(Recorded data)
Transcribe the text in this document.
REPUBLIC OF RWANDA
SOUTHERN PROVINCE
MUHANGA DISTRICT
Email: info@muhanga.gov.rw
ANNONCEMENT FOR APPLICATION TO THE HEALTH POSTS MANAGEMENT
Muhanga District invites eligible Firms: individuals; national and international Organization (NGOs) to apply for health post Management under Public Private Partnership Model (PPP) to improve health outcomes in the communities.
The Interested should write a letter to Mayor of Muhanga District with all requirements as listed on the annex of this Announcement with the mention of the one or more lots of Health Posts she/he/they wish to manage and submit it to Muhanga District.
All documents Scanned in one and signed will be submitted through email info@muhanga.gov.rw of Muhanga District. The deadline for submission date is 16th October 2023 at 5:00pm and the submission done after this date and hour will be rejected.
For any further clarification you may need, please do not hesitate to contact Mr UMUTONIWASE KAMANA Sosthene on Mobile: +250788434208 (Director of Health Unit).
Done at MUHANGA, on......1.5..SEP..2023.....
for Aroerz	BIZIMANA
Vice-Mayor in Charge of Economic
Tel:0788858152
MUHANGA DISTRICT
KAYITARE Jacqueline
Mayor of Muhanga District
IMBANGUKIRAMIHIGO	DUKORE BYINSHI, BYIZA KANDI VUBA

> **Stated problem**:
Copy every line of the material, please, keeping it exactly the same.

> **Answer below**:
Transcribe the text in this document.
REPUBLIC OF RWANDA
SOUTHERN PROVINCE
MUHANGA DISTRICT
Email: info@muhanga.gov.rw
ANNONCEMENT FOR APPLICATION TO THE HEALTH POSTS MANAGEMENT
Muhanga District invites eligible Firms: individuals; national and international Organization (NGOs) to apply for health post Management under Public Private Partnership Model (PPP) to improve health outcomes in the communities.
The Interested should write a letter to Mayor of Muhanga District with all requirements as listed on the annex of this Announcement with the mention of the one or more lots of Health Posts she/he/they wish to manage and submit it to Muhanga District.
All documents Scanned in one and signed will be submitted through email info@muhanga.gov.rw of Muhanga District. The deadline for submission date is 16th October 2023 at 5:00pm and the submission done after this date and hour will be rejected.
For any further clarification you may need, please do not hesitate to contact Mr UMUTONIWASE KAMANA Sosthene on Mobile: +250788434208 (Director of Health Unit).
Done at MUHANGA, on......1.5..SEP..2023.....
for Aroerz	BIZIMANA
Vice-Mayor in Charge of Economic
Tel:0788858152
MUHANGA DISTRICT
KAYITARE Jacqueline
Mayor of Muhanga District
IMBANGUKIRAMIHIGO	DUKORE BYINSHI, BYIZA KANDI VUBA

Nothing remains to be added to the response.